#### EXTRACTED RECORDS
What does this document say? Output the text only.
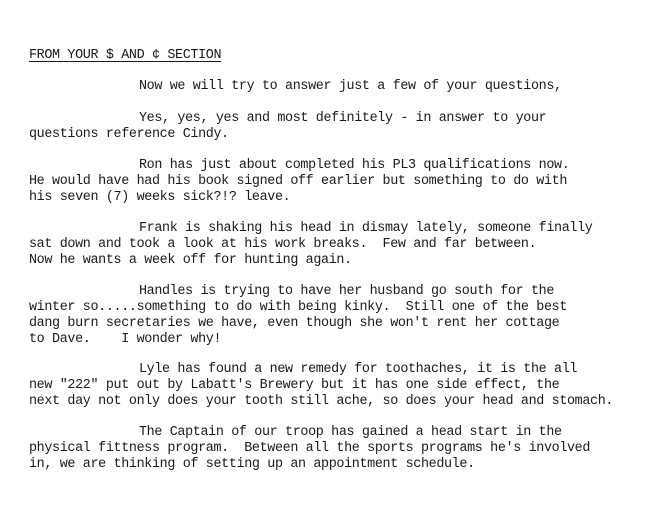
FROM YOUR $ AND ¢ SECTION
Now we will try to answer just a few of your questions,
Yes, yes, yes and most definitely - in answer to your
questions reference Cindy.
Ron has just about completed his PL3 qualifications now.
He would have had his book signed off earlier but something to do with
his seven (7) weeks sick?!? leave.
Frank is shaking his head in dismay lately, someone finally
sat down and took a look at his work breaks.  Few and far between.
Now he wants a week off for hunting again.
Handles is trying to have her husband go south for the
winter so.....something to do with being kinky.  Still one of the best
dang burn secretaries we have, even though she won't rent her cottage
to Dave.    I wonder why!
Lyle has found a new remedy for toothaches, it is the all
new "222" put out by Labatt's Brewery but it has one side effect, the
next day not only does your tooth still ache, so does your head and stomach.
The Captain of our troop has gained a head start in the
physical fittness program.  Between all the sports programs he's involved
in, we are thinking of setting up an appointment schedule.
########
## WHAT YOU SHOULD DO
Provide the number of lines in the data above that contain the string "with", and nothing else.

## CORRECT RESPONSE
2